§ **Set task**: Set the data down again, exactly as it reads, but without the pictures.

Data listing:
---*---

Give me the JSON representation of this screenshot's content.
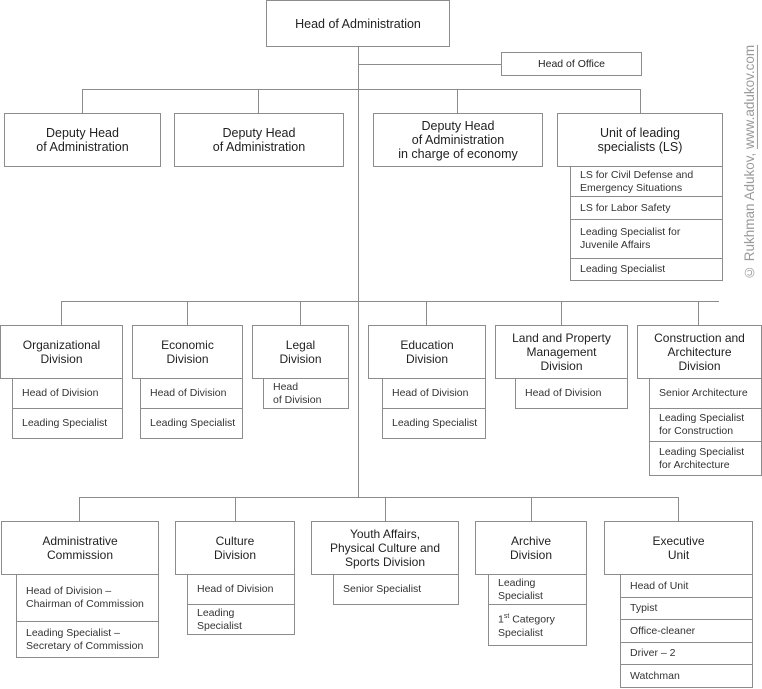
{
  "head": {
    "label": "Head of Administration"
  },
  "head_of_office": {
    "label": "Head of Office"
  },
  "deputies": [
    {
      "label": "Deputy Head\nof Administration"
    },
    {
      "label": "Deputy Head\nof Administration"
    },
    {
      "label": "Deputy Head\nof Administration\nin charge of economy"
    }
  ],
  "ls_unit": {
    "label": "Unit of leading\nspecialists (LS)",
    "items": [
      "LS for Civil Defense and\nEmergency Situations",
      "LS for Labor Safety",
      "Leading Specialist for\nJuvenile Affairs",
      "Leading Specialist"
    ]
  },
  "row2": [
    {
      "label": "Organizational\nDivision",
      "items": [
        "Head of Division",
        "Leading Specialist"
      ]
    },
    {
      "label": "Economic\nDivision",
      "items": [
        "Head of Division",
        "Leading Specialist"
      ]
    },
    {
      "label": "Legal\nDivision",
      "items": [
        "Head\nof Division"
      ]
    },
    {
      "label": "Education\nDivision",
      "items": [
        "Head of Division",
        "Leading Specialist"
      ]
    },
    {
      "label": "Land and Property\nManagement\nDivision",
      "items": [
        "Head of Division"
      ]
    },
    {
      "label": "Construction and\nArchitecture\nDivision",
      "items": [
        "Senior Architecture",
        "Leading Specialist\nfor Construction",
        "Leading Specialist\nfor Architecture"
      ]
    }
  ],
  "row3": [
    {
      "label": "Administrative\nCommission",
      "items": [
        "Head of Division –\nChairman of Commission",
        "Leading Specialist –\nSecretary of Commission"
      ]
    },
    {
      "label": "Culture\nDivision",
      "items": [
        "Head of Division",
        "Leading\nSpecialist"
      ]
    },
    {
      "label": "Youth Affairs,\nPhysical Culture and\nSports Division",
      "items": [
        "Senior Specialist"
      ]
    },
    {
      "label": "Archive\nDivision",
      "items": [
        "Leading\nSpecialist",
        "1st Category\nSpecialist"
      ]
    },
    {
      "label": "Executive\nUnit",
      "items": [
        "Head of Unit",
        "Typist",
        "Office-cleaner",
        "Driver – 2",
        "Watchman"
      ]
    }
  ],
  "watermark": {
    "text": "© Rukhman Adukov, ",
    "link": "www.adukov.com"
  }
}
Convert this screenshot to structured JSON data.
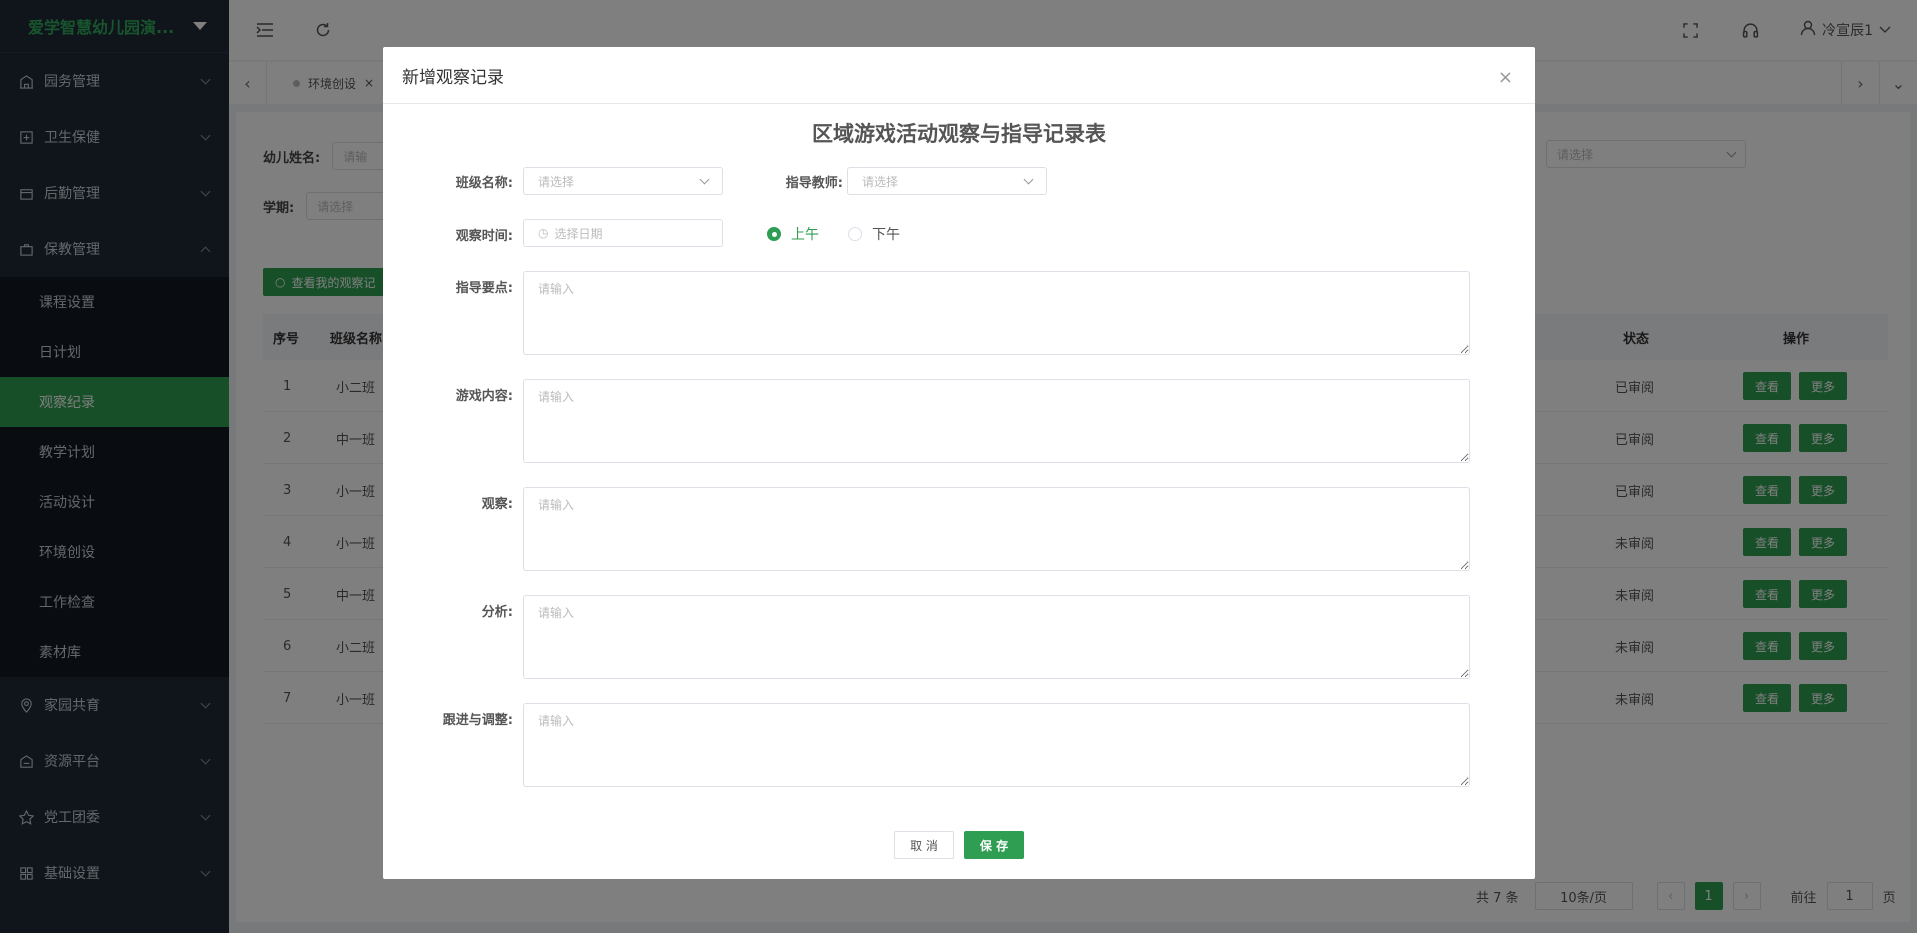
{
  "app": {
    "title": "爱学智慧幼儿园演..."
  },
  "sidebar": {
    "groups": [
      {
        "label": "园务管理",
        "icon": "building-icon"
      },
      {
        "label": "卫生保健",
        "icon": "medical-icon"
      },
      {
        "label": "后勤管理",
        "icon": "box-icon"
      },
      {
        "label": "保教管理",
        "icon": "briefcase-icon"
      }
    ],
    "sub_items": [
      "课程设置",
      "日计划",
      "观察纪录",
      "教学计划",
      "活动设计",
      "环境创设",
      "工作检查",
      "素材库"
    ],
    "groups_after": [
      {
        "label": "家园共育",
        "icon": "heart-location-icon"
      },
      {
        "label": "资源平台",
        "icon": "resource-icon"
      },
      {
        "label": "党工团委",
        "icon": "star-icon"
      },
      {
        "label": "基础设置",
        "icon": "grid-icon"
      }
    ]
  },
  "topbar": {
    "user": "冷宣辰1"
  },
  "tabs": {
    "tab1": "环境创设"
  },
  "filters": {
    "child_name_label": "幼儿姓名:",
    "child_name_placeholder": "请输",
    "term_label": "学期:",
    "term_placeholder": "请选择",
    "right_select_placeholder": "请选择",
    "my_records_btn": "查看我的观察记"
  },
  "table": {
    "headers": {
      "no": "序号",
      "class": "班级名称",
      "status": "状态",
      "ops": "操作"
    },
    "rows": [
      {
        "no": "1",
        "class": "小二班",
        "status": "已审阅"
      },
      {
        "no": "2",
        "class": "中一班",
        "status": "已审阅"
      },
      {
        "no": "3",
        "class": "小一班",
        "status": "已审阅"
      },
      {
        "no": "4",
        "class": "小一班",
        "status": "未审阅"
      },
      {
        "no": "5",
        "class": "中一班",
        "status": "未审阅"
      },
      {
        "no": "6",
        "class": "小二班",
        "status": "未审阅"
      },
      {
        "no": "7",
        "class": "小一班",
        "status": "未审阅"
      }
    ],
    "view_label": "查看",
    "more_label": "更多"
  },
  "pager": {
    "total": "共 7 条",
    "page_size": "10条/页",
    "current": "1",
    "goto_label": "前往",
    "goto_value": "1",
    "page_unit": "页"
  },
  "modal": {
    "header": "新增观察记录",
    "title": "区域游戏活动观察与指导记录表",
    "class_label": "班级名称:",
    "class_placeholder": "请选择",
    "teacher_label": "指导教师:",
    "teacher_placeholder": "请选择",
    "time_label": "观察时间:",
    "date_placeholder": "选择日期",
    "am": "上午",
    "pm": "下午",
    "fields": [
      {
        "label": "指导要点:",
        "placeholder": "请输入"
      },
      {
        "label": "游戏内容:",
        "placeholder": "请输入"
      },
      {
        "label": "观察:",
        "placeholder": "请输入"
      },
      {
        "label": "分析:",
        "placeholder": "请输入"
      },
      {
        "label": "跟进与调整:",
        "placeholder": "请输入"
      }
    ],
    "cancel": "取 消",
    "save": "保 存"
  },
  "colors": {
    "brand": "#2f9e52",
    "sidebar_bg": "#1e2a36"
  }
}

---*---

§ **Written answer**:
Give me the JSON representation of this screenshot's content.
{
  "head": {
    "label": "Head of Administration"
  },
  "head_of_office": {
    "label": "Head of Office"
  },
  "deputies": [
    {
      "label": "Deputy Head\nof Administration"
    },
    {
      "label": "Deputy Head\nof Administration"
    },
    {
      "label": "Deputy Head\nof Administration\nin charge of economy"
    }
  ],
  "ls_unit": {
    "label": "Unit of leading\nspecialists (LS)",
    "items": [
      "LS for Civil Defense and\nEmergency Situations",
      "LS for Labor Safety",
      "Leading Specialist for\nJuvenile Affairs",
      "Leading Specialist"
    ]
  },
  "row2": [
    {
      "label": "Organizational\nDivision",
      "items": [
        "Head of Division",
        "Leading Specialist"
      ]
    },
    {
      "label": "Economic\nDivision",
      "items": [
        "Head of Division",
        "Leading Specialist"
      ]
    },
    {
      "label": "Legal\nDivision",
      "items": [
        "Head\nof Division"
      ]
    },
    {
      "label": "Education\nDivision",
      "items": [
        "Head of Division",
        "Leading Specialist"
      ]
    },
    {
      "label": "Land and Property\nManagement\nDivision",
      "items": [
        "Head of Division"
      ]
    },
    {
      "label": "Construction and\nArchitecture\nDivision",
      "items": [
        "Senior Architecture",
        "Leading Specialist\nfor Construction",
        "Leading Specialist\nfor Architecture"
      ]
    }
  ],
  "row3": [
    {
      "label": "Administrative\nCommission",
      "items": [
        "Head of Division –\nChairman of Commission",
        "Leading Specialist –\nSecretary of Commission"
      ]
    },
    {
      "label": "Culture\nDivision",
      "items": [
        "Head of Division",
        "Leading\nSpecialist"
      ]
    },
    {
      "label": "Youth Affairs,\nPhysical Culture and\nSports Division",
      "items": [
        "Senior Specialist"
      ]
    },
    {
      "label": "Archive\nDivision",
      "items": [
        "Leading\nSpecialist",
        "1st Category\nSpecialist"
      ]
    },
    {
      "label": "Executive\nUnit",
      "items": [
        "Head of Unit",
        "Typist",
        "Office-cleaner",
        "Driver – 2",
        "Watchman"
      ]
    }
  ],
  "watermark": {
    "text": "© Rukhman Adukov, ",
    "link": "www.adukov.com"
  }
}
Convert this screenshot to structured JSON data.
{
  "app": {
    "title": "爱学智慧幼儿园演..."
  },
  "sidebar": {
    "groups": [
      {
        "label": "园务管理",
        "icon": "building-icon"
      },
      {
        "label": "卫生保健",
        "icon": "medical-icon"
      },
      {
        "label": "后勤管理",
        "icon": "box-icon"
      },
      {
        "label": "保教管理",
        "icon": "briefcase-icon"
      }
    ],
    "sub_items": [
      "课程设置",
      "日计划",
      "观察纪录",
      "教学计划",
      "活动设计",
      "环境创设",
      "工作检查",
      "素材库"
    ],
    "groups_after": [
      {
        "label": "家园共育",
        "icon": "heart-location-icon"
      },
      {
        "label": "资源平台",
        "icon": "resource-icon"
      },
      {
        "label": "党工团委",
        "icon": "star-icon"
      },
      {
        "label": "基础设置",
        "icon": "grid-icon"
      }
    ]
  },
  "topbar": {
    "user": "冷宣辰1"
  },
  "tabs": {
    "tab1": "环境创设"
  },
  "filters": {
    "child_name_label": "幼儿姓名:",
    "child_name_placeholder": "请输",
    "term_label": "学期:",
    "term_placeholder": "请选择",
    "right_select_placeholder": "请选择",
    "my_records_btn": "查看我的观察记"
  },
  "table": {
    "headers": {
      "no": "序号",
      "class": "班级名称",
      "status": "状态",
      "ops": "操作"
    },
    "rows": [
      {
        "no": "1",
        "class": "小二班",
        "status": "已审阅"
      },
      {
        "no": "2",
        "class": "中一班",
        "status": "已审阅"
      },
      {
        "no": "3",
        "class": "小一班",
        "status": "已审阅"
      },
      {
        "no": "4",
        "class": "小一班",
        "status": "未审阅"
      },
      {
        "no": "5",
        "class": "中一班",
        "status": "未审阅"
      },
      {
        "no": "6",
        "class": "小二班",
        "status": "未审阅"
      },
      {
        "no": "7",
        "class": "小一班",
        "status": "未审阅"
      }
    ],
    "view_label": "查看",
    "more_label": "更多"
  },
  "pager": {
    "total": "共 7 条",
    "page_size": "10条/页",
    "current": "1",
    "goto_label": "前往",
    "goto_value": "1",
    "page_unit": "页"
  },
  "modal": {
    "header": "新增观察记录",
    "title": "区域游戏活动观察与指导记录表",
    "class_label": "班级名称:",
    "class_placeholder": "请选择",
    "teacher_label": "指导教师:",
    "teacher_placeholder": "请选择",
    "time_label": "观察时间:",
    "date_placeholder": "选择日期",
    "am": "上午",
    "pm": "下午",
    "fields": [
      {
        "label": "指导要点:",
        "placeholder": "请输入"
      },
      {
        "label": "游戏内容:",
        "placeholder": "请输入"
      },
      {
        "label": "观察:",
        "placeholder": "请输入"
      },
      {
        "label": "分析:",
        "placeholder": "请输入"
      },
      {
        "label": "跟进与调整:",
        "placeholder": "请输入"
      }
    ],
    "cancel": "取 消",
    "save": "保 存"
  },
  "colors": {
    "brand": "#2f9e52",
    "sidebar_bg": "#1e2a36"
  }
}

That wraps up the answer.